Rows from a dataset
________________________

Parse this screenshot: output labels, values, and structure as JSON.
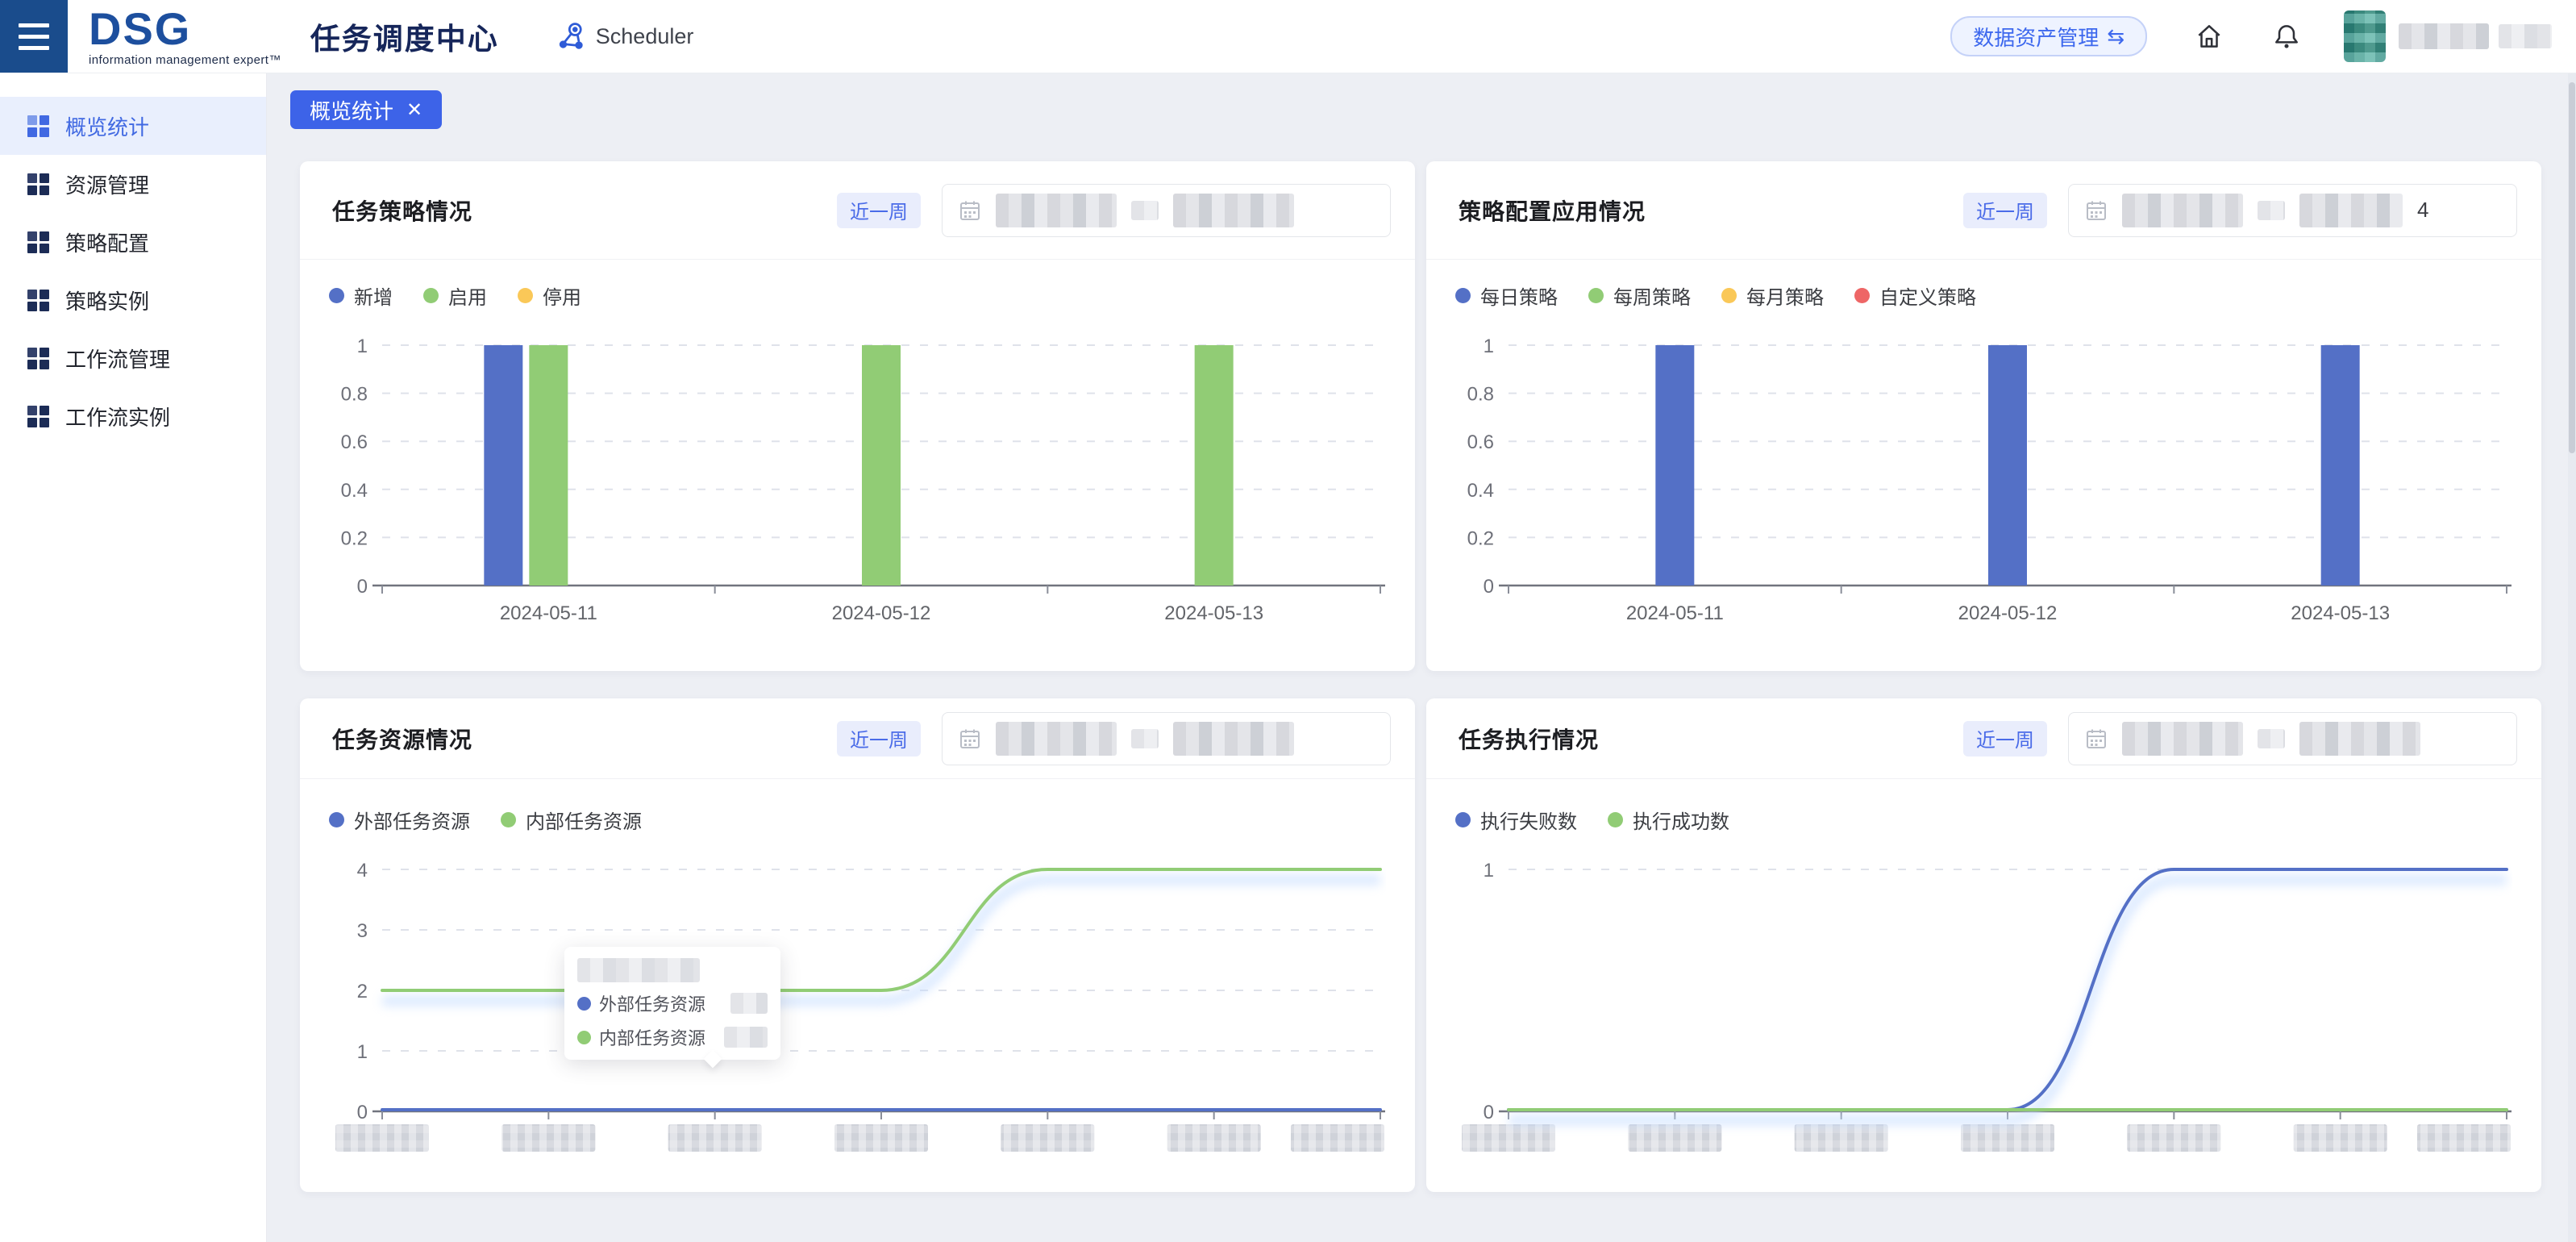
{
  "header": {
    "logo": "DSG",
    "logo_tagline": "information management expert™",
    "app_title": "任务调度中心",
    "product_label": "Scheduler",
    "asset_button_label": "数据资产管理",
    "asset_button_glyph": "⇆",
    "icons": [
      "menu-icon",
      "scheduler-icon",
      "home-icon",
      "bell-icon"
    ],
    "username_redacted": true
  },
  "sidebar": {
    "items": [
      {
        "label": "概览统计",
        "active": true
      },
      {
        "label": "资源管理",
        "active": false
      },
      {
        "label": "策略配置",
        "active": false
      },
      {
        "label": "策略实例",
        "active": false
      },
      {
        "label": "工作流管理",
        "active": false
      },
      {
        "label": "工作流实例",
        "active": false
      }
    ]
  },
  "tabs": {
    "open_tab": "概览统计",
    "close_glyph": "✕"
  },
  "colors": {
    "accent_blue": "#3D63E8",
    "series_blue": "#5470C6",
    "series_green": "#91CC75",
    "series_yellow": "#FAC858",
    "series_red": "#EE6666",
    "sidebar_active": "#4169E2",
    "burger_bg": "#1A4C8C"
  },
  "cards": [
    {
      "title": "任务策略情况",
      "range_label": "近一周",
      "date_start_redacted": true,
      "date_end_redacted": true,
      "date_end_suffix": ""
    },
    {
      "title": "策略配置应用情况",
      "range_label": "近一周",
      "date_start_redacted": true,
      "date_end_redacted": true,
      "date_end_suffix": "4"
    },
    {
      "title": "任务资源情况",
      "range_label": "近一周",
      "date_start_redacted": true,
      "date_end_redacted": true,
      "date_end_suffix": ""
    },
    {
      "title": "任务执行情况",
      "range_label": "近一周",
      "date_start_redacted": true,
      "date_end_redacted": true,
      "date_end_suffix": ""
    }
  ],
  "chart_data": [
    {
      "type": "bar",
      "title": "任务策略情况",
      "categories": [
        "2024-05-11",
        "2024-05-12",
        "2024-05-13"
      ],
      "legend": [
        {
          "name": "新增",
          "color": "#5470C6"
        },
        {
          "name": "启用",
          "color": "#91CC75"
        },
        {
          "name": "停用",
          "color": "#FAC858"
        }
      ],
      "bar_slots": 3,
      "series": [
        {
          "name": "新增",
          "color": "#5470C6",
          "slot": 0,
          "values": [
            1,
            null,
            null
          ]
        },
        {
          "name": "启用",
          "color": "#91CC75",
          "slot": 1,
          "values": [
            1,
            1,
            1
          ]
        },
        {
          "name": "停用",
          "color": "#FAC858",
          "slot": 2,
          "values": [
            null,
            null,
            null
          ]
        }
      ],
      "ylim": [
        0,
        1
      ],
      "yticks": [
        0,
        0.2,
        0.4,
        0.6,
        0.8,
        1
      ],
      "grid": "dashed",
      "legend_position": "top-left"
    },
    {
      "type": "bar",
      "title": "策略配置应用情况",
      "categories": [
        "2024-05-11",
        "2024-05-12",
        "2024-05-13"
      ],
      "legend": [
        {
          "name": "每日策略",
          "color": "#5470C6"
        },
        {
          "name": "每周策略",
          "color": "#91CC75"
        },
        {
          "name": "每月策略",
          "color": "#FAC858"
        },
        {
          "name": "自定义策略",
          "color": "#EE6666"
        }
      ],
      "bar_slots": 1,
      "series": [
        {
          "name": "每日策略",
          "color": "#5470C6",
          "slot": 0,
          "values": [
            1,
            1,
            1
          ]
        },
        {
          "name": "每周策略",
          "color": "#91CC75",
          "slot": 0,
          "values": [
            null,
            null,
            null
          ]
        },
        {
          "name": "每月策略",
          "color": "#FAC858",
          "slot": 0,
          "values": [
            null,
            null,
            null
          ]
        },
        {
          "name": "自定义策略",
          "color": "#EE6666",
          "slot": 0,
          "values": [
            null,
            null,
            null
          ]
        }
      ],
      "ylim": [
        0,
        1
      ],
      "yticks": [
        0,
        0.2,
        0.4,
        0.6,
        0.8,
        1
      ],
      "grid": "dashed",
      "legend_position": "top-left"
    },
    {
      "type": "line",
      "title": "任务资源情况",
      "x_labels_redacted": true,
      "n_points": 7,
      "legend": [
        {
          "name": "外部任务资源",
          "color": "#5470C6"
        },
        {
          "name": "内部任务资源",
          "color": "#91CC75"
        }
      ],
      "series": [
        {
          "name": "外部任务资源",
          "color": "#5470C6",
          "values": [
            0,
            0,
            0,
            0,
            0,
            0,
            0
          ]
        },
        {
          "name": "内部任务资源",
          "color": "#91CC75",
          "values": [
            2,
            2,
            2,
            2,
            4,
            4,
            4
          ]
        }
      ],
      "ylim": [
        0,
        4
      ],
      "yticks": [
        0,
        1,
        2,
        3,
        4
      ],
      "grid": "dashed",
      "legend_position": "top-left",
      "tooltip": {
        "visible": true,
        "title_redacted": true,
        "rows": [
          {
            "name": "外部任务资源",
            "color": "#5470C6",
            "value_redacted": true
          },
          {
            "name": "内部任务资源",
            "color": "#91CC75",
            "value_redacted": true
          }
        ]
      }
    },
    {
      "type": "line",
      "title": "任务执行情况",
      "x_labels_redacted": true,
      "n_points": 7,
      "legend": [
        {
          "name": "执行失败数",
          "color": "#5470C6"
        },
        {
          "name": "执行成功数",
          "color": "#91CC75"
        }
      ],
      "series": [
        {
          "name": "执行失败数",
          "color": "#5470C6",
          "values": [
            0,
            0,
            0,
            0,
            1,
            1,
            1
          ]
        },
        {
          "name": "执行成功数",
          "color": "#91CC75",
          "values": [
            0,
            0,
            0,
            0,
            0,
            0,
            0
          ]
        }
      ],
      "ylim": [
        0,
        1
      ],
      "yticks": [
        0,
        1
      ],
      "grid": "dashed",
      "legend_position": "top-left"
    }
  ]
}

________________________

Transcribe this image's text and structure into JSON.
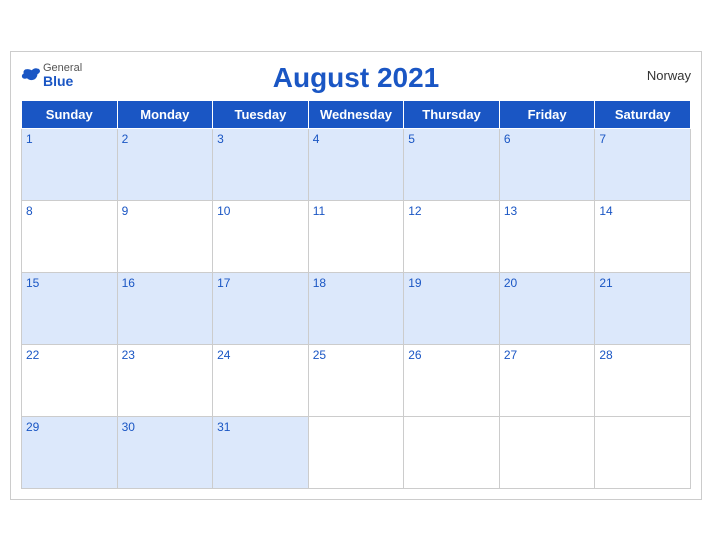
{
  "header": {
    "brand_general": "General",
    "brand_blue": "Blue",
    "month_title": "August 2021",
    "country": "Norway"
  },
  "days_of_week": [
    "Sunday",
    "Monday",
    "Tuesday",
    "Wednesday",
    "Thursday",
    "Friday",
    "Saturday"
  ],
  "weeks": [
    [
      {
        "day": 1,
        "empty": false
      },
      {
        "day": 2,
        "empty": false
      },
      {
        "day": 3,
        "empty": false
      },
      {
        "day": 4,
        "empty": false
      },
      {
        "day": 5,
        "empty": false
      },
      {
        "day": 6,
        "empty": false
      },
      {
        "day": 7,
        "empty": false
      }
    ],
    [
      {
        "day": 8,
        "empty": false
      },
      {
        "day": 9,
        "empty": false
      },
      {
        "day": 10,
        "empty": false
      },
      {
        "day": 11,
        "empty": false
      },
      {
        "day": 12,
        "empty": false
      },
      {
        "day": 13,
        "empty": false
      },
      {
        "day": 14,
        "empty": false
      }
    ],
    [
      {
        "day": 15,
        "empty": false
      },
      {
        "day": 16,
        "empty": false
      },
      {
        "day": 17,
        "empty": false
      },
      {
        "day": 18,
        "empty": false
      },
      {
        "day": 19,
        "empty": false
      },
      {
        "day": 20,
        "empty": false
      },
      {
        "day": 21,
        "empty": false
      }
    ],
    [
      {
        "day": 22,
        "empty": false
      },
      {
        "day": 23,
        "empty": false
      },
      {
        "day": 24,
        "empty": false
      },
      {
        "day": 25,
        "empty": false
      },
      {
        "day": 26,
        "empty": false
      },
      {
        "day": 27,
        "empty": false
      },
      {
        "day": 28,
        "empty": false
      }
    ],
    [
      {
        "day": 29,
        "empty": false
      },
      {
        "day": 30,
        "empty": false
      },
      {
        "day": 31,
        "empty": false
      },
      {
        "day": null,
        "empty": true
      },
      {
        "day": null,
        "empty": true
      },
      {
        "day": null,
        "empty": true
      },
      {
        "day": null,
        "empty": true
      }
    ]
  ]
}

________________________

**Directions:** Identify the lines in the entries that hold "this" and return each one.

**Exercise response:**
Parse this screenshot: output labels, values, and structure as JSON.
Transcribe this image's text and structure into JSON.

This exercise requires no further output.